■ Goal
For each line that holds "from", copy the line out.

■ The input
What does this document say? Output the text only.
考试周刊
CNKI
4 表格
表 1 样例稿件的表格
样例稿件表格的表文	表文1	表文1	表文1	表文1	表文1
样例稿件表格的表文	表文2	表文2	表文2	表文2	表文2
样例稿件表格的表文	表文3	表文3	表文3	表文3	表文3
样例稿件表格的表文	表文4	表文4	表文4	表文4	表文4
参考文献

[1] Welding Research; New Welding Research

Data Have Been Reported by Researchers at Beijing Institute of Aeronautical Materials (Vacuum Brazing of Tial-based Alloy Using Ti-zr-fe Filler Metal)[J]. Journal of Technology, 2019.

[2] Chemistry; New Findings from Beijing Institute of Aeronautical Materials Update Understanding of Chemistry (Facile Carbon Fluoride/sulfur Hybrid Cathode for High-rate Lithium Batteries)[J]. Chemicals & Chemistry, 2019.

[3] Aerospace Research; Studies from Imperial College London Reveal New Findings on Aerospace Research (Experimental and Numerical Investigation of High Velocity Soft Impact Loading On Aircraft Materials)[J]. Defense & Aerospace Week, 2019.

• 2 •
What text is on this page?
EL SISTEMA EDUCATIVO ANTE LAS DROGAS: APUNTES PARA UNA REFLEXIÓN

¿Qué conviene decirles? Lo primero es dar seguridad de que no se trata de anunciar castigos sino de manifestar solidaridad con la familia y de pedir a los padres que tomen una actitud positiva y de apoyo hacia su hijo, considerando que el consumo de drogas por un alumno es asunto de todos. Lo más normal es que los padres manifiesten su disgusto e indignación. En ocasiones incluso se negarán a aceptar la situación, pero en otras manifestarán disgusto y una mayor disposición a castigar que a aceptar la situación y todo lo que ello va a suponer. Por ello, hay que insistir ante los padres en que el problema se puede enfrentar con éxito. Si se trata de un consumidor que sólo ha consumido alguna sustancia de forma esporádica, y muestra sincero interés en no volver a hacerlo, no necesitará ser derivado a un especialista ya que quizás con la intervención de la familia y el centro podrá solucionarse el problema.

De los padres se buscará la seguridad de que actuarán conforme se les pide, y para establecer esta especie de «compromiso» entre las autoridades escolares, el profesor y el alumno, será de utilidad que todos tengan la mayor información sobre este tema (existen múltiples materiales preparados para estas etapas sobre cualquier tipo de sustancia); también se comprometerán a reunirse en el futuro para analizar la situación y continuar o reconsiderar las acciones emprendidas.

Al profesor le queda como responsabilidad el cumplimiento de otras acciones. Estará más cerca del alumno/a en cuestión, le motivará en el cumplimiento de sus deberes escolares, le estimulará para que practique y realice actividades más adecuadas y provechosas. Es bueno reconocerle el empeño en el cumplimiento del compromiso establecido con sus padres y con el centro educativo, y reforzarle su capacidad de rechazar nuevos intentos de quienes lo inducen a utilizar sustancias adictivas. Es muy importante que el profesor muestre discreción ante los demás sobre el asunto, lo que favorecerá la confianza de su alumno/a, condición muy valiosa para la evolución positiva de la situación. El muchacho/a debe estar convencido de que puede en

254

■ Solution to the exercise
[2] Chemistry; New Findings from Beijing Institute of Aeronautical Materials Update Understanding of Chemistry (Facile Carbon Fluoride/sulfur Hybrid Cathode for High-rate Lithium Batteries)[J]. Chemicals & Chemistry, 2019.
[3] Aerospace Research; Studies from Imperial College London Reveal New Findings on Aerospace Research (Experimental and Numerical Investigation of High Velocity Soft Impact Loading On Aircraft Materials)[J]. Defense & Aerospace Week, 2019.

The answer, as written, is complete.